課題 A — 原文の「チョコレート系…と考えられる」から「雰囲気だけ、と書きましたが、もう一つ興味を引いた部分がある。それは、販売会社。」までを、両端の語句も含めて一字一句そのまま書き写してください。
課題 B — 原文で、かぎ括弧で引用した説明が付いている菓子の名前はどれですか。すべて挙げてください。

原文 —
トフィー「砂糖、練乳、水飴などを煮詰めたソフトなキャンディ。おいしく焦げた味が特長」キャラメルの仲間。
ヌガー「ハチミツと卵とアーモンドを贅沢に使ったキャンディ」
(以上二つはキャドバリー・ジャパン株式会社より引用)

ファッジ「砂糖・バター・牛乳・チョコレートなどで作った柔らかいキャンデー」(「研究社『新英和辞典』第四版」より引用)
チョコレート系…と考えられるもの。または、原材料名に「カカオマス」「ココアバター」が認められたもの。

 ココナッツエクレア
 ノワゼットトライアングル
 モルトトフィー
 ミルクチョコレートヘーゼルナッツ
 ヘーゼルナッツインキャラメル
 トフィーフィンガー
 キャラメルカップ
 オレンジクランチ
 トフィーペニー

 雰囲気だけ、と書きましたが、もう一つ興味を引いた部分がある。それは、販売会社。
 前編で、エリック・クラプトンが食べたお菓子を作った会社をたどって
 「ネスレ社」にたどりついている。
 もしかして
もしかしない?

 
 
<ロントリー → マッキントッシュ → ネスレ?>

 ネットで流布している説が正しいならば、


「Good News」というチョコレート詰め合わせ
を作っていた会社は、
 吸収合併の結果、

「英国 Rowntrees(ロントリー)社 → Mackintosh(マッキントッシュ)社 → Nestle(ネスレ)社」に変わった

 ことになっている。

(要素と座標の記録)
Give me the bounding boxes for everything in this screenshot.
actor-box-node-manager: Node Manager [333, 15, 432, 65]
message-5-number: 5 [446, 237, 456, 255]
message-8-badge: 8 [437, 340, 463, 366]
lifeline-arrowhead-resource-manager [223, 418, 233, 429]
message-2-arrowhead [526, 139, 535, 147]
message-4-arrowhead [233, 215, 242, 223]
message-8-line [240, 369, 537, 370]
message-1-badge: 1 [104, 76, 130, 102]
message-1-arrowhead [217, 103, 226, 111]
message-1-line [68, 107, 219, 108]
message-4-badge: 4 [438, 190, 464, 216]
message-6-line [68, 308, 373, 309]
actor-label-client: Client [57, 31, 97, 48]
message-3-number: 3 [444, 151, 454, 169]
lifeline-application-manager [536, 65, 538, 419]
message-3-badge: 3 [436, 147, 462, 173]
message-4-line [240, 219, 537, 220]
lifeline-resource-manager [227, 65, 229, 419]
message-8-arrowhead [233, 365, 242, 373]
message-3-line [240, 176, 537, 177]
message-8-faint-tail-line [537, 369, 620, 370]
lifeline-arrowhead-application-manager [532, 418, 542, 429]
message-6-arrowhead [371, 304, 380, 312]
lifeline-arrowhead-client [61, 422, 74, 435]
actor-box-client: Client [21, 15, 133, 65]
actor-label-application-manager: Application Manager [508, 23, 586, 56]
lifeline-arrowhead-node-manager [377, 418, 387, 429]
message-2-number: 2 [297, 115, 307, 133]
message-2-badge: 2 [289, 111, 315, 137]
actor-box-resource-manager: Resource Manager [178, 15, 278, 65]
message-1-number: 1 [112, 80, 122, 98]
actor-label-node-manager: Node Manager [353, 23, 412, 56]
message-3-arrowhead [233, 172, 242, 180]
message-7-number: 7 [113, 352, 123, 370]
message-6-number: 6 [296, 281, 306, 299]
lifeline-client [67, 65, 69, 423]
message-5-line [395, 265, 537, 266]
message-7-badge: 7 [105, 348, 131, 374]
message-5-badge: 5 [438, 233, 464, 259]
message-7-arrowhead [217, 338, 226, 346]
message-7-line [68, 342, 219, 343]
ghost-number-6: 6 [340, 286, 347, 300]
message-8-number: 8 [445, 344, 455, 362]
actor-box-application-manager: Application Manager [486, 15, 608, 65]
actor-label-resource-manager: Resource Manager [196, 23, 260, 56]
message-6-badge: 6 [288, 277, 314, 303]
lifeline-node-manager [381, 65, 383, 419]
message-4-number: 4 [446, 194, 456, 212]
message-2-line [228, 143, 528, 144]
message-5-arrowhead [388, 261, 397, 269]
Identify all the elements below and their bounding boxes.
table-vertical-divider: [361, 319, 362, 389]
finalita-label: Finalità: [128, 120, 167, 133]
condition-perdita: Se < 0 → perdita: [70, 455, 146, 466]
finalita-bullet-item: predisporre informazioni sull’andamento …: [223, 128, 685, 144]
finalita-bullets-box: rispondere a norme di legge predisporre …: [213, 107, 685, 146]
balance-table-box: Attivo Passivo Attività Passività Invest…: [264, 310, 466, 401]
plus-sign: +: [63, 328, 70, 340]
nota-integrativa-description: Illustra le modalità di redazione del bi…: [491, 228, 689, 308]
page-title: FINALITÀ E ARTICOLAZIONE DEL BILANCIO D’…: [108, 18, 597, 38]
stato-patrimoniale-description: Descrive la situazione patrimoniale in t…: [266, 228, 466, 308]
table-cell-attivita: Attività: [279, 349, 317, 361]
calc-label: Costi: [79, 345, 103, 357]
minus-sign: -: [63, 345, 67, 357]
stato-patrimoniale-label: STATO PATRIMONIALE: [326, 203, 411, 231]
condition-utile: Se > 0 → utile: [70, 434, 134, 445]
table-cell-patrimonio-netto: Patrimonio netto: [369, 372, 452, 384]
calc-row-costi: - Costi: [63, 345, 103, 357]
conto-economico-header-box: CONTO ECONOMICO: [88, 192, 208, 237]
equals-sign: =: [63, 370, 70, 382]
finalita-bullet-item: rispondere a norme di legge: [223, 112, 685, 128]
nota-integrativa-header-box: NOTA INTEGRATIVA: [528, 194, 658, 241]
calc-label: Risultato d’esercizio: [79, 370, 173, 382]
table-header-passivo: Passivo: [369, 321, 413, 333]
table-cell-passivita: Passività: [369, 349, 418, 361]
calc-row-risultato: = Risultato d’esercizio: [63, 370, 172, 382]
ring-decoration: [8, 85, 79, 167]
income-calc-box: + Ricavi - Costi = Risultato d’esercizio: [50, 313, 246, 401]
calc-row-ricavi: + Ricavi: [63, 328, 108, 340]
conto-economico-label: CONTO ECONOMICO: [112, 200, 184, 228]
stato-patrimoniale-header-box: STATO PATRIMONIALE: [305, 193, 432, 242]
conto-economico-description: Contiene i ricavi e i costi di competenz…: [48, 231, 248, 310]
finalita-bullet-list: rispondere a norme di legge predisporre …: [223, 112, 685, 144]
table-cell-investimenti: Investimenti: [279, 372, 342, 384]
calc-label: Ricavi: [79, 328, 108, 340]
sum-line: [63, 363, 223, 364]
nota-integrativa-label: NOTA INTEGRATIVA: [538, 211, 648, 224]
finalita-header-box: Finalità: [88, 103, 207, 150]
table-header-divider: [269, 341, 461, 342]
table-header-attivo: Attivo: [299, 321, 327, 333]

回答 A —
チョコレート系…と考えられるもの。または、原材料名に「カカオマス」「ココアバター」が認められたもの。

 ココナッツエクレア
 ノワゼットトライアングル
 モルトトフィー
 ミルクチョコレートヘーゼルナッツ
 ヘーゼルナッツインキャラメル
 トフィーフィンガー
 キャラメルカップ
 オレンジクランチ
 トフィーペニー

 雰囲気だけ、と書きましたが、もう一つ興味を引いた部分がある。それは、販売会社。

回答 B — トフィー、ヌガー、ファッジ